List every line below containing "answer".

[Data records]
· · ·

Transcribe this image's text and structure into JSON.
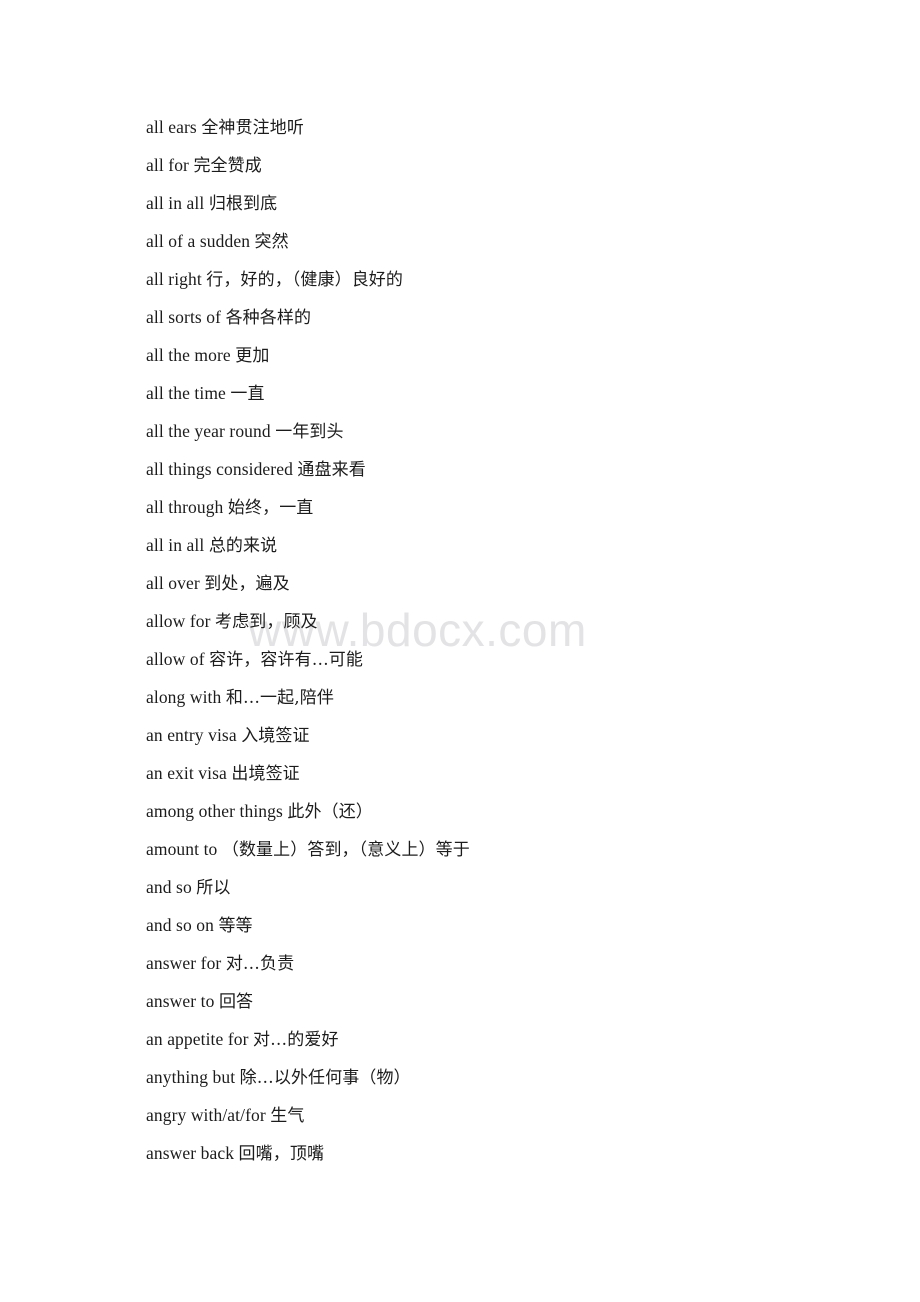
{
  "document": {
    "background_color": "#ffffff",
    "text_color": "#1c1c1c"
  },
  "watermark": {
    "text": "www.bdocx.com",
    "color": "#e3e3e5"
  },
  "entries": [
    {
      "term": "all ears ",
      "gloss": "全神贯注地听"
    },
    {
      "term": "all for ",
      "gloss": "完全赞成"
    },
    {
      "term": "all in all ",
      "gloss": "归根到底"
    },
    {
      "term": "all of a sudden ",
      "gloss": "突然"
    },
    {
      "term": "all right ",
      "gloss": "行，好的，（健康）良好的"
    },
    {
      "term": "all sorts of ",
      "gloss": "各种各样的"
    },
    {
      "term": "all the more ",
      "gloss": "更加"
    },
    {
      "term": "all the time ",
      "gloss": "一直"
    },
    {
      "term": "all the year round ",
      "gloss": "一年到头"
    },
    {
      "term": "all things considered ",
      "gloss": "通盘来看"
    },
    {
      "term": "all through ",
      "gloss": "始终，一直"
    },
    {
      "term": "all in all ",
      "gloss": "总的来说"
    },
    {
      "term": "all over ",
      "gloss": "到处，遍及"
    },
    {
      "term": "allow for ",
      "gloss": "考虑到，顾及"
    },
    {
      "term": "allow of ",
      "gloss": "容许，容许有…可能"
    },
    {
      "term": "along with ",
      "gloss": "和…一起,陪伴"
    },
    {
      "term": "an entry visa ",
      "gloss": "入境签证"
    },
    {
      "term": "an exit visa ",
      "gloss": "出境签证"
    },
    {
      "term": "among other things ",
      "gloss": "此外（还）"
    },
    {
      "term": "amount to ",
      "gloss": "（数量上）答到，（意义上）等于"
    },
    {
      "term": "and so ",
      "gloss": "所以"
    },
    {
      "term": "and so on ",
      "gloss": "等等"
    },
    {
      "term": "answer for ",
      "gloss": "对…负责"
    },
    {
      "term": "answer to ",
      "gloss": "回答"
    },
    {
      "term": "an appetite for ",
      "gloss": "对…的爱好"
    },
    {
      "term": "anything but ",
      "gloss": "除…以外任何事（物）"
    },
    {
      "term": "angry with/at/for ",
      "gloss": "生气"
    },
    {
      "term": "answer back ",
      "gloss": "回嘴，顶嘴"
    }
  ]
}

· · ·

Expected output
      "term": "answer for ",
      "term": "answer to ",
      "term": "answer back ",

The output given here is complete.